→ **Stated task 1**
In the step-by-step explanation below, what slope is found for the line -8x + 4y = 4?

+===+

Answer:
y = 2x + 15 OR 2x- y +15 =0
Step-by-step explanation:
To find the equation for the line parallel to the line -8x + 4y = 4, passing through the point (-6,3), we will first make the equation given to be in slope-intercept form, so that we can find the slope of this line
-8x + 4y = 4 we have to change it to the form y=mx + c
To do that, lets add 8x to both-side of the equation
8x -8x +4y=8x+4
4y=8x+4
divide both-side of the equation by 4
4y/4 = 8x/4 +4/4
y=2x + 1
comparing the above equation with y=mx + c
our slope(m) = 2
Any equation parallel to this line will have the same slope, so the slope(m) of our new equation will also be 2
Now we need to find the intercept of our new equation, to do that we will plug in the points given and our new slope into y=mx + c and find the value of our intercept(c)
The points given are x=-6 and y=3 and our new slope is m=2
plugging in our variables, thus;
y =mx + c
3 = 2(-6) + c
3 = -12 + c
add 12 to both-side of the equation
3+12 = -12+12+c
15=c
c=15
Therefore our intercept for the new equation is 15
To form our new equation, we will just plug in our new slope and intercept into y=mx + c
y = 2x + 15 (this is in slope intercept form)
we can rearrange it to be in standard form;
2x- y-15=0

+===+

→ **Stated task 2**
Copy the rows verbatim, from the start of the rows through the line containing "data-point-marker xyxy=(732,387,748,403)", including that line.

→ **Listings of boxed layout items**
+===+

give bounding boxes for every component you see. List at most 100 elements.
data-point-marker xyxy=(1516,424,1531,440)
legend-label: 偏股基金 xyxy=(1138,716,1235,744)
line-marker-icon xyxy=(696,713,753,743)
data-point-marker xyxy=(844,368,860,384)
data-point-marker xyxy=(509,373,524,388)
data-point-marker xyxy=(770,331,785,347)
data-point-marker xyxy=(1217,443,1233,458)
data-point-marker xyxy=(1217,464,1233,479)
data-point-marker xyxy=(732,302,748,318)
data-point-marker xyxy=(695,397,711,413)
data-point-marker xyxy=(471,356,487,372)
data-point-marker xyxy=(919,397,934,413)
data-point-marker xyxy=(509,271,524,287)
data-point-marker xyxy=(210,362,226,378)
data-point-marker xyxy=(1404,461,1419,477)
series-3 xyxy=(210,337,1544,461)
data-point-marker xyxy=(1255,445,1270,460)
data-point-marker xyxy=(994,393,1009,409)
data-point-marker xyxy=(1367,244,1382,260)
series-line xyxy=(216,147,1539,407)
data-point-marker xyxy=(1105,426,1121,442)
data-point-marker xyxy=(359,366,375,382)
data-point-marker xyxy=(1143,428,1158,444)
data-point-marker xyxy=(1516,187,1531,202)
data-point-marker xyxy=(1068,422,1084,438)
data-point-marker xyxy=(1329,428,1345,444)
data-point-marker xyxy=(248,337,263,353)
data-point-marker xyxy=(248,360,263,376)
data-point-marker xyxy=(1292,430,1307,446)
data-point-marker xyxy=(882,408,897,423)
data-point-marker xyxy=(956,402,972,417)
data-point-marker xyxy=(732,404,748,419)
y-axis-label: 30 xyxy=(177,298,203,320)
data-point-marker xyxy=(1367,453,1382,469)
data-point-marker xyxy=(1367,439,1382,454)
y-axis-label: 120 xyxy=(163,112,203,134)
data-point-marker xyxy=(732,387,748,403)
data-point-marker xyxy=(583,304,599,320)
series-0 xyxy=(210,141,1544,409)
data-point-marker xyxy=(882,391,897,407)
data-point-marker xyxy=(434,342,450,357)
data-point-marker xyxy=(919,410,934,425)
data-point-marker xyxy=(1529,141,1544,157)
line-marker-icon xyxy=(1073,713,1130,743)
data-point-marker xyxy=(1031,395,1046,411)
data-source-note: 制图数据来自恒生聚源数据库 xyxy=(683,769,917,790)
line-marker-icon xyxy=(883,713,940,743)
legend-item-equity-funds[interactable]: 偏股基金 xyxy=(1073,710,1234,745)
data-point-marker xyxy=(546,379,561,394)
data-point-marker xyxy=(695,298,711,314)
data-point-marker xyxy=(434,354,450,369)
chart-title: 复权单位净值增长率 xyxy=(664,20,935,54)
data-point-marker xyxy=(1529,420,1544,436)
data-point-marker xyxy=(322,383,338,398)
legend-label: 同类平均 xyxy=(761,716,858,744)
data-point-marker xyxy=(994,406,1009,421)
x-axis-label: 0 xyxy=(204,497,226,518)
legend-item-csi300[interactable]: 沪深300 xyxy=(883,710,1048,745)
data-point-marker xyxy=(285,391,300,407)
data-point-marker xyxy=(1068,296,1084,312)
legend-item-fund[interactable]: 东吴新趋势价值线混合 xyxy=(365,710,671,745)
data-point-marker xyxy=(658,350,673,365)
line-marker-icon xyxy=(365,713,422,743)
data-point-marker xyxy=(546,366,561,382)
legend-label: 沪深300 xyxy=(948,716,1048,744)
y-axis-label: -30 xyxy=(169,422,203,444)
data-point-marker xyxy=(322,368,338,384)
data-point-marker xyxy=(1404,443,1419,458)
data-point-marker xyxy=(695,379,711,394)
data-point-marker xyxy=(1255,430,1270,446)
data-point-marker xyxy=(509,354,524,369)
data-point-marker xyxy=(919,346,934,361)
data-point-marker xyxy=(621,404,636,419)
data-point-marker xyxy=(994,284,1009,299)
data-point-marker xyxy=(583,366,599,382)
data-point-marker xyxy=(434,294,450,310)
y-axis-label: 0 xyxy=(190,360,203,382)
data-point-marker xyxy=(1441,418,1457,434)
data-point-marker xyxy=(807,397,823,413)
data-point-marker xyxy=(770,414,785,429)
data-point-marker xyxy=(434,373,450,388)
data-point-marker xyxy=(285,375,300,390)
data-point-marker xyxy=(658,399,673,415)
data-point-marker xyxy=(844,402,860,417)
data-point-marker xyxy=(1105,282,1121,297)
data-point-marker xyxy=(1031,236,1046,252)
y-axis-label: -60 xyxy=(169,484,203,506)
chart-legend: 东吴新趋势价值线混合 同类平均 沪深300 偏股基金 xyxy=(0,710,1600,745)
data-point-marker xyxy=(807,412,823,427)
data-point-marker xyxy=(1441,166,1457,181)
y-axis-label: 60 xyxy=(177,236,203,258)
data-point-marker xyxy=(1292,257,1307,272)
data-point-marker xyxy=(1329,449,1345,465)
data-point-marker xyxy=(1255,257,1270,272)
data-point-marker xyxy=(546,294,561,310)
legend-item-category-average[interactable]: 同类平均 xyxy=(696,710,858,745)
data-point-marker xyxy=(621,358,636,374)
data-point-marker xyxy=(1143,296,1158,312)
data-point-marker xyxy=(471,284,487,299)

+===+

→ **Correct response 1**
The slope is 2.

→ **Correct response 2**
give bounding boxes for every component you see. List at most 100 elements.
data-point-marker xyxy=(1516,424,1531,440)
legend-label: 偏股基金 xyxy=(1138,716,1235,744)
line-marker-icon xyxy=(696,713,753,743)
data-point-marker xyxy=(844,368,860,384)
data-point-marker xyxy=(509,373,524,388)
data-point-marker xyxy=(770,331,785,347)
data-point-marker xyxy=(1217,443,1233,458)
data-point-marker xyxy=(1217,464,1233,479)
data-point-marker xyxy=(732,302,748,318)
data-point-marker xyxy=(695,397,711,413)
data-point-marker xyxy=(471,356,487,372)
data-point-marker xyxy=(919,397,934,413)
data-point-marker xyxy=(509,271,524,287)
data-point-marker xyxy=(210,362,226,378)
data-point-marker xyxy=(1404,461,1419,477)
series-3 xyxy=(210,337,1544,461)
data-point-marker xyxy=(1255,445,1270,460)
data-point-marker xyxy=(994,393,1009,409)
data-point-marker xyxy=(1367,244,1382,260)
series-line xyxy=(216,147,1539,407)
data-point-marker xyxy=(1105,426,1121,442)
data-point-marker xyxy=(359,366,375,382)
data-point-marker xyxy=(1143,428,1158,444)
data-point-marker xyxy=(1516,187,1531,202)
data-point-marker xyxy=(1068,422,1084,438)
data-point-marker xyxy=(1329,428,1345,444)
data-point-marker xyxy=(248,337,263,353)
data-point-marker xyxy=(248,360,263,376)
data-point-marker xyxy=(1292,430,1307,446)
data-point-marker xyxy=(882,408,897,423)
data-point-marker xyxy=(956,402,972,417)
data-point-marker xyxy=(732,404,748,419)
y-axis-label: 30 xyxy=(177,298,203,320)
data-point-marker xyxy=(1367,453,1382,469)
data-point-marker xyxy=(1367,439,1382,454)
y-axis-label: 120 xyxy=(163,112,203,134)
data-point-marker xyxy=(732,387,748,403)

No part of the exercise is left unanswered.